* [EXERCISE AIM]:
In the entries below, find the lines with the word "name" and copy them.

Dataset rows
'''
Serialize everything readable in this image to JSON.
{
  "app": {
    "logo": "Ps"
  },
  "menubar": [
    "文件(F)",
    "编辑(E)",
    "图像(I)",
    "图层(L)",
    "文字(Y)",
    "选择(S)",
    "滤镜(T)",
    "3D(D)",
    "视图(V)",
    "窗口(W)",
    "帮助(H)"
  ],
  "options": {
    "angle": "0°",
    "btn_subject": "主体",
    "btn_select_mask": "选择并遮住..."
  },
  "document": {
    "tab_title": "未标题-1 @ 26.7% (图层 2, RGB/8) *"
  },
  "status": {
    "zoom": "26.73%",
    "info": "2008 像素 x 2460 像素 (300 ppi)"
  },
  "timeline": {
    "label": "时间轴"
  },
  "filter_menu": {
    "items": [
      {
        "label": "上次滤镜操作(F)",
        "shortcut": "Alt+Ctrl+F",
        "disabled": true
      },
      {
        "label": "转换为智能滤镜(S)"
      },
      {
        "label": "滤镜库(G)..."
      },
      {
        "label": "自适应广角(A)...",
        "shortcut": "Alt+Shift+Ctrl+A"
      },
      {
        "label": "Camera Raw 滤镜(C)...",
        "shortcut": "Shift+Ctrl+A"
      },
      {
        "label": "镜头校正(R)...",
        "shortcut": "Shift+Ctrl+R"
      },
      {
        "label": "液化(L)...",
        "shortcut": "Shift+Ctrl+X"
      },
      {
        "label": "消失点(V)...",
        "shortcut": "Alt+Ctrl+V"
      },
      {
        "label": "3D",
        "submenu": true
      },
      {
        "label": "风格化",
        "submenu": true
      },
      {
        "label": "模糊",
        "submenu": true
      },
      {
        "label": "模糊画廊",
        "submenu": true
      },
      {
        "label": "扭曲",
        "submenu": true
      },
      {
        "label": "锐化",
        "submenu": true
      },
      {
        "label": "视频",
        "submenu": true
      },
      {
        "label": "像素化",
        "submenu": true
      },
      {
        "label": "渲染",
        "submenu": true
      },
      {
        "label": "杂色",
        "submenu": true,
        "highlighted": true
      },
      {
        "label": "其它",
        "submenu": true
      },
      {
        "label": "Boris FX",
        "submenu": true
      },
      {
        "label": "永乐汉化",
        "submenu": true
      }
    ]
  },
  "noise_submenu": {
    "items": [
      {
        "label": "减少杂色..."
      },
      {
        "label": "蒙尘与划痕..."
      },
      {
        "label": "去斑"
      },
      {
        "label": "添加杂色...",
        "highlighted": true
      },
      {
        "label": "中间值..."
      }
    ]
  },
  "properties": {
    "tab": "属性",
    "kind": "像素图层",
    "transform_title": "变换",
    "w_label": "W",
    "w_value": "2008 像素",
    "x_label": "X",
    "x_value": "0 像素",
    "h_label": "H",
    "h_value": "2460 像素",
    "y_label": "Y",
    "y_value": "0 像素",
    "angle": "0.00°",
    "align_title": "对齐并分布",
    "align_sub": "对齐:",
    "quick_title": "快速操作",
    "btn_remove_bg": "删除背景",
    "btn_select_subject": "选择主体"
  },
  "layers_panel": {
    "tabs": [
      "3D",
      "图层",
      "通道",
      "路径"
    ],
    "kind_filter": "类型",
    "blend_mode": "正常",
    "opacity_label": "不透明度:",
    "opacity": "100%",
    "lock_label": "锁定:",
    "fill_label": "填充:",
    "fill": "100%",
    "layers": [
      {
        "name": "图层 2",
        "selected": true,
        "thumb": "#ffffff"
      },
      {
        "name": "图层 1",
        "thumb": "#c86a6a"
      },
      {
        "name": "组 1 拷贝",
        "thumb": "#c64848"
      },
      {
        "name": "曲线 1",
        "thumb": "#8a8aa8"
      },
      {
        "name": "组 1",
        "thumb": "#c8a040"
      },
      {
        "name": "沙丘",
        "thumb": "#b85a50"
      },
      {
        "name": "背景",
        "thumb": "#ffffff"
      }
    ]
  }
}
'''
* [RESPONSE BELOW]:
        "name": "图层 2",
        "name": "图层 1",
        "name": "组 1 拷贝",
        "name": "曲线 1",
        "name": "组 1",
        "name": "沙丘",
        "name": "背景",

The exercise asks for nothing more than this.